### Short task
Compile every line that includes the word "ylabel".

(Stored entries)
--

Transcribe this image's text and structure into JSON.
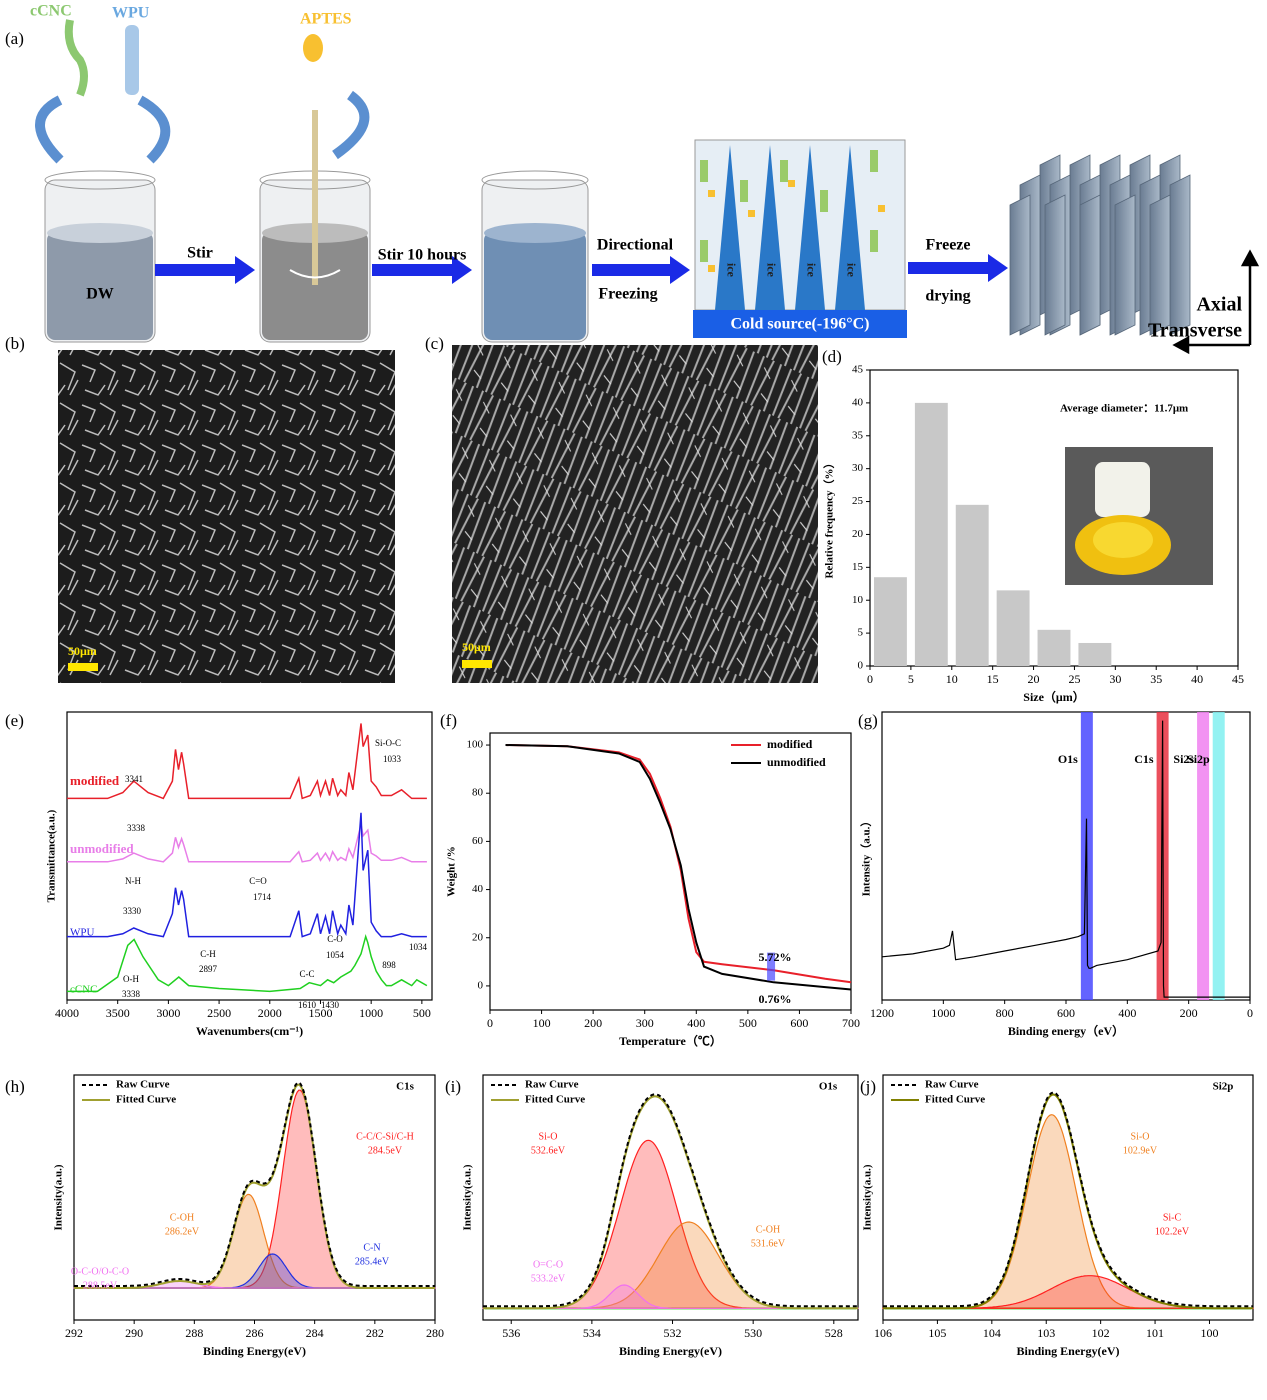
{
  "panel_labels": [
    "(a)",
    "(b)",
    "(c)",
    "(d)",
    "(e)",
    "(f)",
    "(g)",
    "(h)",
    "(i)",
    "(j)"
  ],
  "schematic": {
    "ccnc": "cCNC",
    "wpu": "WPU",
    "aptes": "APTES",
    "dw": "DW",
    "stir": "Stir",
    "stir_10": "Stir  10 hours",
    "directional": "Directional",
    "freezing": "Freezing",
    "ice": [
      "ice",
      "ice",
      "ice",
      "ice"
    ],
    "cold_source": "Cold source(-196°C)",
    "freeze": "Freeze",
    "drying": "drying",
    "axial": "Axial",
    "transverse": "Transverse"
  },
  "sem": {
    "scale_b": "50μm",
    "scale_c": "50μm"
  },
  "chart_data": [
    {
      "type": "histogram",
      "annotation": "Average diameter：11.7μm",
      "xlabel": "Size（μm）",
      "ylabel": "Relative frequency（%）",
      "bins": [
        0,
        5,
        10,
        15,
        20,
        25,
        30
      ],
      "values": [
        13.5,
        40,
        24.5,
        11.5,
        5.5,
        3.5
      ],
      "color": "#c8c8c8",
      "xlim": [
        0,
        45
      ],
      "ylim": [
        0,
        45
      ],
      "xticks": [
        0,
        5,
        10,
        15,
        20,
        25,
        30,
        35,
        40,
        45
      ],
      "yticks": [
        0,
        5,
        10,
        15,
        20,
        25,
        30,
        35,
        40,
        45
      ]
    },
    {
      "type": "spectra",
      "xlabel": "Wavenumbers(cm⁻¹)",
      "ylabel": "Transmittance(a.u.)",
      "xlim": [
        4000,
        400
      ],
      "ylim": [
        0,
        100
      ],
      "xticks": [
        4000,
        3500,
        3000,
        2500,
        2000,
        1500,
        1000,
        500
      ],
      "series": [
        {
          "name": "modified",
          "color": "#e8202a",
          "x": [
            4000,
            3600,
            3450,
            3341,
            3200,
            3050,
            2960,
            2930,
            2900,
            2870,
            2850,
            2800,
            1800,
            1714,
            1680,
            1600,
            1530,
            1500,
            1450,
            1410,
            1380,
            1330,
            1300,
            1250,
            1220,
            1180,
            1100,
            1080,
            1033,
            1000,
            950,
            900,
            800,
            700,
            600,
            450
          ],
          "values": [
            70,
            70,
            72,
            76,
            72,
            70,
            76,
            87,
            80,
            86,
            82,
            70,
            70,
            77,
            70,
            71,
            76,
            71,
            76,
            71,
            77,
            71,
            73,
            71,
            79,
            73,
            96,
            88,
            92,
            76,
            74,
            71,
            71,
            73,
            70,
            70
          ]
        },
        {
          "name": "unmodified",
          "color": "#e87ee8",
          "x": [
            4000,
            3600,
            3450,
            3341,
            3200,
            3050,
            2960,
            2930,
            2900,
            2870,
            2850,
            2800,
            1800,
            1714,
            1680,
            1600,
            1530,
            1500,
            1450,
            1410,
            1380,
            1330,
            1300,
            1250,
            1220,
            1180,
            1100,
            1080,
            1033,
            1000,
            950,
            900,
            800,
            700,
            600,
            450
          ],
          "values": [
            48,
            48,
            49,
            51,
            49,
            48,
            51,
            56.5,
            53,
            56,
            54,
            48,
            48,
            51.5,
            48,
            48.5,
            51,
            48.5,
            51,
            48.5,
            51.5,
            48.5,
            49.5,
            48.5,
            52.5,
            49.5,
            61,
            57,
            59,
            51,
            50,
            48.5,
            48.5,
            49.5,
            48,
            48
          ]
        },
        {
          "name": "WPU",
          "color": "#2020e0",
          "x": [
            4000,
            3600,
            3450,
            3341,
            3200,
            3050,
            2960,
            2930,
            2900,
            2870,
            2850,
            2800,
            1800,
            1714,
            1680,
            1600,
            1530,
            1500,
            1450,
            1410,
            1380,
            1330,
            1300,
            1250,
            1220,
            1180,
            1100,
            1080,
            1033,
            1000,
            950,
            900,
            800,
            700,
            600,
            450
          ],
          "values": [
            22,
            22,
            23,
            25,
            23,
            22,
            30,
            39,
            33,
            38,
            35,
            22,
            22,
            31,
            22,
            23,
            30,
            23,
            29,
            23,
            31,
            23,
            26,
            23,
            33,
            26,
            65,
            45,
            52,
            27,
            24,
            22,
            22,
            23,
            22,
            22
          ]
        },
        {
          "name": "cCNC",
          "color": "#20d020",
          "x": [
            4000,
            3700,
            3500,
            3400,
            3338,
            3250,
            3100,
            3000,
            2897,
            2800,
            2500,
            2000,
            1700,
            1610,
            1500,
            1430,
            1370,
            1300,
            1200,
            1160,
            1100,
            1054,
            1034,
            1000,
            950,
            898,
            850,
            800,
            700,
            600,
            550,
            450
          ],
          "values": [
            3,
            3,
            8,
            19,
            21,
            15,
            7,
            5,
            8,
            5,
            4,
            3,
            4,
            6,
            5,
            7,
            6,
            8,
            10,
            12,
            16,
            22,
            20,
            15,
            10,
            7,
            5,
            5,
            7,
            5,
            7,
            5
          ]
        }
      ],
      "annotations": [
        "3341",
        "Si-O-C",
        "1033",
        "3338",
        "N-H",
        "3330",
        "C=O",
        "1714",
        "C-O",
        "1054",
        "1034",
        "C-H",
        "2897",
        "C-C",
        "1610",
        "1430",
        "898",
        "O-H",
        "3338"
      ]
    },
    {
      "type": "line",
      "xlabel": "Temperature（℃）",
      "ylabel": "Weight /%",
      "xlim": [
        0,
        700
      ],
      "ylim": [
        -10,
        105
      ],
      "xticks": [
        0,
        100,
        200,
        300,
        400,
        500,
        600,
        700
      ],
      "yticks": [
        0,
        20,
        40,
        60,
        80,
        100
      ],
      "legend": "upper right",
      "series": [
        {
          "name": "modified",
          "color": "#e8202a",
          "x": [
            30,
            150,
            250,
            290,
            310,
            330,
            350,
            370,
            385,
            400,
            415,
            450,
            550,
            650,
            700
          ],
          "values": [
            100,
            99.5,
            97,
            94,
            88,
            78,
            66,
            48,
            28,
            14,
            10,
            9,
            6.5,
            3,
            1.5
          ]
        },
        {
          "name": "unmodified",
          "color": "#000000",
          "x": [
            30,
            150,
            250,
            290,
            310,
            330,
            350,
            370,
            385,
            400,
            415,
            450,
            550,
            650,
            700
          ],
          "values": [
            100,
            99.5,
            96.5,
            93,
            86,
            76,
            65,
            50,
            32,
            18,
            8,
            5,
            1.5,
            -0.5,
            -1.5
          ]
        }
      ],
      "annotations": [
        "5.72%",
        "0.76%"
      ]
    },
    {
      "type": "xps_survey",
      "xlabel": "Binding energy（eV）",
      "ylabel": "Intensity（a.u.）",
      "xlim": [
        1200,
        0
      ],
      "ylim": [
        0,
        100
      ],
      "xticks": [
        1200,
        1000,
        800,
        600,
        400,
        200,
        0
      ],
      "series": [
        {
          "color": "#000000",
          "x": [
            1200,
            1100,
            1000,
            980,
            970,
            960,
            900,
            800,
            700,
            600,
            560,
            540,
            533,
            530,
            525,
            520,
            500,
            400,
            300,
            290,
            285,
            282,
            280,
            200,
            100,
            0
          ],
          "values": [
            15,
            16,
            18,
            19,
            24,
            14,
            15,
            17,
            19,
            21,
            22,
            23,
            63,
            12,
            11,
            11,
            12,
            14,
            17,
            20,
            97,
            5,
            1,
            1,
            1,
            1
          ]
        }
      ],
      "bands": [
        {
          "label": "O1s",
          "x": 532,
          "color": "#4848ff"
        },
        {
          "label": "C1s",
          "x": 285,
          "color": "#e83040"
        },
        {
          "label": "Si2s",
          "x": 153,
          "color": "#f080f0"
        },
        {
          "label": "Si2p",
          "x": 102,
          "color": "#80f0f0"
        }
      ]
    },
    {
      "type": "xps_fit",
      "title": "C1s",
      "xlabel": "Binding Energy(eV)",
      "ylabel": "Intensity(a.u.)",
      "xlim": [
        292,
        280
      ],
      "ylim": [
        -15,
        100
      ],
      "xticks": [
        292,
        290,
        288,
        286,
        284,
        282,
        280
      ],
      "series": [
        {
          "name": "Raw Curve",
          "color": "#000000"
        },
        {
          "name": "Fitted Curve",
          "color": "#a0a030"
        }
      ],
      "peaks": [
        {
          "name": "C-C/C-Si/C-H",
          "center_label": "284.5eV",
          "center": 284.5,
          "height": 93,
          "sigma": 0.55,
          "color": "#ff2020"
        },
        {
          "name": "C-OH",
          "center_label": "286.2eV",
          "center": 286.2,
          "height": 44,
          "sigma": 0.5,
          "color": "#f08020"
        },
        {
          "name": "C-N",
          "center_label": "285.4eV",
          "center": 285.4,
          "height": 16,
          "sigma": 0.45,
          "color": "#2030e0"
        },
        {
          "name": "O-C-O/O-C-O",
          "center_label": "288.5eV",
          "center": 288.5,
          "height": 3.3,
          "sigma": 0.6,
          "color": "#f070f0"
        }
      ]
    },
    {
      "type": "xps_fit",
      "title": "O1s",
      "xlabel": "Binding Energy(eV)",
      "ylabel": "Intensity(a.u.)",
      "xlim": [
        536.7,
        527.4
      ],
      "ylim": [
        -5,
        100
      ],
      "xticks": [
        536,
        534,
        532,
        530,
        528
      ],
      "series": [
        {
          "name": "Raw Curve",
          "color": "#000000"
        },
        {
          "name": "Fitted Curve",
          "color": "#a0a030"
        }
      ],
      "peaks": [
        {
          "name": "Si-O",
          "center_label": "532.6eV",
          "center": 532.6,
          "height": 72,
          "sigma": 0.7,
          "color": "#ff2020"
        },
        {
          "name": "C-OH",
          "center_label": "531.6eV",
          "center": 531.6,
          "height": 37,
          "sigma": 0.75,
          "color": "#f08020"
        },
        {
          "name": "O=C-O",
          "center_label": "533.2eV",
          "center": 533.2,
          "height": 10,
          "sigma": 0.35,
          "color": "#f070f0"
        }
      ]
    },
    {
      "type": "xps_fit",
      "title": "Si2p",
      "xlabel": "Binding Energy(eV)",
      "ylabel": "Intensity(a.u.)",
      "xlim": [
        106,
        99.2
      ],
      "ylim": [
        -5,
        100
      ],
      "xticks": [
        106,
        105,
        104,
        103,
        102,
        101,
        100
      ],
      "series": [
        {
          "name": "Raw Curve",
          "color": "#000000"
        },
        {
          "name": "Fitted Curve",
          "color": "#808000"
        }
      ],
      "peaks": [
        {
          "name": "Si-O",
          "center_label": "102.9eV",
          "center": 102.9,
          "height": 83,
          "sigma": 0.45,
          "color": "#f08020"
        },
        {
          "name": "Si-C",
          "center_label": "102.2eV",
          "center": 102.2,
          "height": 14,
          "sigma": 0.7,
          "color": "#ff2020"
        }
      ]
    }
  ]
}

--

### Response to the task
      "ylabel": "Relative frequency（%）",
      "ylabel": "Transmittance(a.u.)",
      "ylabel": "Weight /%",
      "ylabel": "Intensity（a.u.）",
      "ylabel": "Intensity(a.u.)",
      "ylabel": "Intensity(a.u.)",
      "ylabel": "Intensity(a.u.)",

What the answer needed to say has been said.